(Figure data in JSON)
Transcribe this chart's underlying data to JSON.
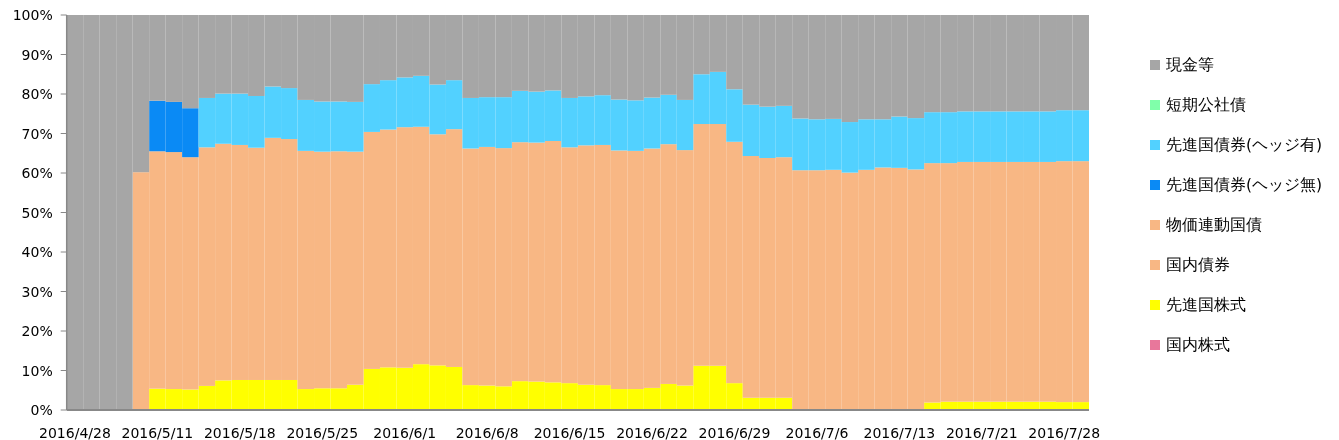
{
  "chart_data": {
    "type": "bar",
    "stacked": true,
    "legend": "right",
    "categories": [
      "2016/4/28",
      null,
      null,
      null,
      null,
      "2016/5/11",
      null,
      null,
      null,
      null,
      "2016/5/18",
      null,
      null,
      null,
      null,
      "2016/5/25",
      null,
      null,
      null,
      null,
      "2016/6/1",
      null,
      null,
      null,
      null,
      "2016/6/8",
      null,
      null,
      null,
      null,
      "2016/6/15",
      null,
      null,
      null,
      null,
      "2016/6/22",
      null,
      null,
      null,
      null,
      "2016/6/29",
      null,
      null,
      null,
      null,
      "2016/7/6",
      null,
      null,
      null,
      null,
      "2016/7/13",
      null,
      null,
      null,
      null,
      "2016/7/21",
      null,
      null,
      null,
      null,
      "2016/7/28",
      null
    ],
    "ylim": [
      0,
      100
    ],
    "yticks": [
      {
        "value": 0,
        "label": "0%"
      },
      {
        "value": 10,
        "label": "10%"
      },
      {
        "value": 20,
        "label": "20%"
      },
      {
        "value": 30,
        "label": "30%"
      },
      {
        "value": 40,
        "label": "40%"
      },
      {
        "value": 50,
        "label": "50%"
      },
      {
        "value": 60,
        "label": "60%"
      },
      {
        "value": 70,
        "label": "70%"
      },
      {
        "value": 80,
        "label": "80%"
      },
      {
        "value": 90,
        "label": "90%"
      },
      {
        "value": 100,
        "label": "100%"
      }
    ],
    "series": [
      {
        "name": "国内株式",
        "color": "#e8779b",
        "values": [
          0,
          0,
          0,
          0,
          0,
          0,
          0,
          0,
          0,
          0,
          0,
          0,
          0,
          0,
          0,
          0,
          0,
          0,
          0,
          0,
          0,
          0,
          0,
          0,
          0,
          0,
          0,
          0,
          0,
          0,
          0,
          0,
          0,
          0,
          0,
          0,
          0,
          0,
          0,
          0,
          0,
          0,
          0,
          0,
          0,
          0,
          0,
          0,
          0,
          0,
          0,
          0,
          0,
          0,
          0,
          0,
          0,
          0,
          0,
          0,
          0,
          0
        ]
      },
      {
        "name": "先進国株式",
        "color": "#ffff00",
        "values": [
          0,
          0,
          0,
          0,
          0,
          5.4,
          5.3,
          5.2,
          6.1,
          7.5,
          7.6,
          7.6,
          7.6,
          7.6,
          5.3,
          5.5,
          5.5,
          6.4,
          10.4,
          10.8,
          10.7,
          11.6,
          11.3,
          10.9,
          6.3,
          6.2,
          6.0,
          7.3,
          7.2,
          7.0,
          6.8,
          6.4,
          6.3,
          5.3,
          5.3,
          5.6,
          6.6,
          6.2,
          11.2,
          11.2,
          6.8,
          3.1,
          3.1,
          3.1,
          0,
          0,
          0,
          0,
          0,
          0,
          0,
          0,
          1.9,
          2.1,
          2.1,
          2.1,
          2.1,
          2.1,
          2.1,
          2.1,
          2.0,
          2.0
        ]
      },
      {
        "name": "国内債券",
        "color": "#f8b784",
        "values": [
          0,
          0,
          0,
          0,
          60.2,
          60.1,
          60.0,
          58.8,
          60.4,
          59.9,
          59.5,
          58.8,
          61.3,
          61.0,
          60.3,
          59.9,
          60.0,
          59.0,
          60.0,
          60.2,
          60.9,
          60.1,
          58.5,
          60.2,
          59.9,
          60.4,
          60.3,
          60.5,
          60.5,
          61.1,
          59.7,
          60.6,
          60.8,
          60.4,
          60.3,
          60.6,
          60.7,
          59.6,
          61.2,
          61.2,
          61.1,
          61.2,
          60.7,
          60.9,
          60.7,
          60.7,
          60.8,
          60.1,
          60.8,
          61.4,
          61.3,
          60.9,
          60.6,
          60.4,
          60.7,
          60.7,
          60.7,
          60.7,
          60.7,
          60.7,
          61.0,
          61.0
        ]
      },
      {
        "name": "物価連動国債",
        "color": "#f8b784",
        "values": [
          0,
          0,
          0,
          0,
          0,
          0,
          0,
          0,
          0,
          0,
          0,
          0,
          0,
          0,
          0,
          0,
          0,
          0,
          0,
          0,
          0,
          0,
          0,
          0,
          0,
          0,
          0,
          0,
          0,
          0,
          0,
          0,
          0,
          0,
          0,
          0,
          0,
          0,
          0,
          0,
          0,
          0,
          0,
          0,
          0,
          0,
          0,
          0,
          0,
          0,
          0,
          0,
          0,
          0,
          0,
          0,
          0,
          0,
          0,
          0,
          0,
          0
        ]
      },
      {
        "name": "先進国債券(ヘッジ無)",
        "color": "#0a8af5",
        "values": [
          0,
          0,
          0,
          0,
          0,
          12.8,
          12.7,
          12.4,
          0,
          0,
          0,
          0,
          0,
          0,
          0,
          0,
          0,
          0,
          0,
          0,
          0,
          0,
          0,
          0,
          0,
          0,
          0,
          0,
          0,
          0,
          0,
          0,
          0,
          0,
          0,
          0,
          0,
          0,
          0,
          0,
          0,
          0,
          0,
          0,
          0,
          0,
          0,
          0,
          0,
          0,
          0,
          0,
          0,
          0,
          0,
          0,
          0,
          0,
          0,
          0,
          0,
          0
        ]
      },
      {
        "name": "先進国債券(ヘッジ有)",
        "color": "#52d1ff",
        "values": [
          0,
          0,
          0,
          0,
          0,
          0,
          0,
          0,
          12.5,
          12.7,
          13.0,
          13.1,
          13.0,
          12.9,
          12.9,
          12.7,
          12.6,
          12.6,
          12.1,
          12.5,
          12.6,
          12.9,
          12.6,
          12.4,
          12.8,
          12.6,
          12.9,
          13.0,
          12.9,
          12.8,
          12.5,
          12.4,
          12.6,
          12.9,
          12.8,
          12.9,
          12.5,
          12.7,
          12.6,
          13.2,
          13.3,
          13.0,
          13.0,
          13.0,
          13.1,
          12.9,
          12.9,
          12.8,
          12.8,
          12.2,
          13.0,
          13.0,
          12.9,
          12.9,
          12.8,
          12.8,
          12.8,
          12.8,
          12.8,
          12.8,
          12.9,
          12.9
        ]
      },
      {
        "name": "短期公社債",
        "color": "#80ffaa",
        "values": [
          0,
          0,
          0,
          0,
          0,
          0,
          0,
          0,
          0,
          0,
          0,
          0,
          0,
          0,
          0,
          0,
          0,
          0,
          0,
          0,
          0,
          0,
          0,
          0,
          0,
          0,
          0,
          0,
          0,
          0,
          0,
          0,
          0,
          0,
          0,
          0,
          0,
          0,
          0,
          0,
          0,
          0,
          0,
          0,
          0,
          0,
          0,
          0,
          0,
          0,
          0,
          0,
          0,
          0,
          0,
          0,
          0,
          0,
          0,
          0,
          0,
          0
        ]
      },
      {
        "name": "現金等",
        "color": "#a6a6a6",
        "values": [
          100,
          100,
          100,
          100,
          39.8,
          21.7,
          22.0,
          23.6,
          21.0,
          19.9,
          19.9,
          20.5,
          18.1,
          18.5,
          21.5,
          21.9,
          21.9,
          22.0,
          17.5,
          16.5,
          15.8,
          15.4,
          17.6,
          16.5,
          21.0,
          20.8,
          20.8,
          19.2,
          19.4,
          19.1,
          21.0,
          20.6,
          20.3,
          21.4,
          21.6,
          20.9,
          20.2,
          21.5,
          15.0,
          14.4,
          18.8,
          22.7,
          23.2,
          23.0,
          26.2,
          26.4,
          26.3,
          27.1,
          26.4,
          26.4,
          25.7,
          26.1,
          24.6,
          24.6,
          24.4,
          24.4,
          24.4,
          24.4,
          24.4,
          24.4,
          24.1,
          24.1
        ]
      }
    ]
  }
}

→ Aim:
Return every line above that contains the word "label".

→ Result:
        "label": "0%"
        "label": "10%"
        "label": "20%"
        "label": "30%"
        "label": "40%"
        "label": "50%"
        "label": "60%"
        "label": "70%"
        "label": "80%"
        "label": "90%"
        "label": "100%"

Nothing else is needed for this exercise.